■ OBJECTIVE ■
Make an exact copy of the lines below.

■ RECORDS FOR THIS TASK ■
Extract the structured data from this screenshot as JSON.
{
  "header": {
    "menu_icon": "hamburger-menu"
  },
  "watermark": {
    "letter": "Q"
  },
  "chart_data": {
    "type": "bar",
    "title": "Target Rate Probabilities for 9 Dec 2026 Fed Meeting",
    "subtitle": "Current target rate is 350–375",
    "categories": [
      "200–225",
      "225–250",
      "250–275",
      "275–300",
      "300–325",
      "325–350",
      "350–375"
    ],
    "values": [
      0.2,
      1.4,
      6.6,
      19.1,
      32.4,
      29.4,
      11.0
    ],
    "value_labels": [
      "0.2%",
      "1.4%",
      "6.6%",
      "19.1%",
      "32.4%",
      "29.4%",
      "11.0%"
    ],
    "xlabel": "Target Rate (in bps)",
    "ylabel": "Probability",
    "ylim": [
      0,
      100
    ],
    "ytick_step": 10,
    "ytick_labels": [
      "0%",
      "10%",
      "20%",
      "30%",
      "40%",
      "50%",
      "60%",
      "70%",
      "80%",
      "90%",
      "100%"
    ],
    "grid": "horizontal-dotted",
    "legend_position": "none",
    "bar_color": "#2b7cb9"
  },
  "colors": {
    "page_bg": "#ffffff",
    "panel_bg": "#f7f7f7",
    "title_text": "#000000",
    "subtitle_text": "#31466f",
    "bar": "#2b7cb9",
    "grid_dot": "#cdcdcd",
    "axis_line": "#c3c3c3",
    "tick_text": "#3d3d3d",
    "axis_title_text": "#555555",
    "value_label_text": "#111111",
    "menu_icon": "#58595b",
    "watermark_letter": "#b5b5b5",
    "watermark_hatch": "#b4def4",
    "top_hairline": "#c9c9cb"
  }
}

■ EXPECTED OUTPUT ■
Extract the structured data from this screenshot as JSON.
{
  "header": {
    "menu_icon": "hamburger-menu"
  },
  "watermark": {
    "letter": "Q"
  },
  "chart_data": {
    "type": "bar",
    "title": "Target Rate Probabilities for 9 Dec 2026 Fed Meeting",
    "subtitle": "Current target rate is 350–375",
    "categories": [
      "200–225",
      "225–250",
      "250–275",
      "275–300",
      "300–325",
      "325–350",
      "350–375"
    ],
    "values": [
      0.2,
      1.4,
      6.6,
      19.1,
      32.4,
      29.4,
      11.0
    ],
    "value_labels": [
      "0.2%",
      "1.4%",
      "6.6%",
      "19.1%",
      "32.4%",
      "29.4%",
      "11.0%"
    ],
    "xlabel": "Target Rate (in bps)",
    "ylabel": "Probability",
    "ylim": [
      0,
      100
    ],
    "ytick_step": 10,
    "ytick_labels": [
      "0%",
      "10%",
      "20%",
      "30%",
      "40%",
      "50%",
      "60%",
      "70%",
      "80%",
      "90%",
      "100%"
    ],
    "grid": "horizontal-dotted",
    "legend_position": "none",
    "bar_color": "#2b7cb9"
  },
  "colors": {
    "page_bg": "#ffffff",
    "panel_bg": "#f7f7f7",
    "title_text": "#000000",
    "subtitle_text": "#31466f",
    "bar": "#2b7cb9",
    "grid_dot": "#cdcdcd",
    "axis_line": "#c3c3c3",
    "tick_text": "#3d3d3d",
    "axis_title_text": "#555555",
    "value_label_text": "#111111",
    "menu_icon": "#58595b",
    "watermark_letter": "#b5b5b5",
    "watermark_hatch": "#b4def4",
    "top_hairline": "#c9c9cb"
  }
}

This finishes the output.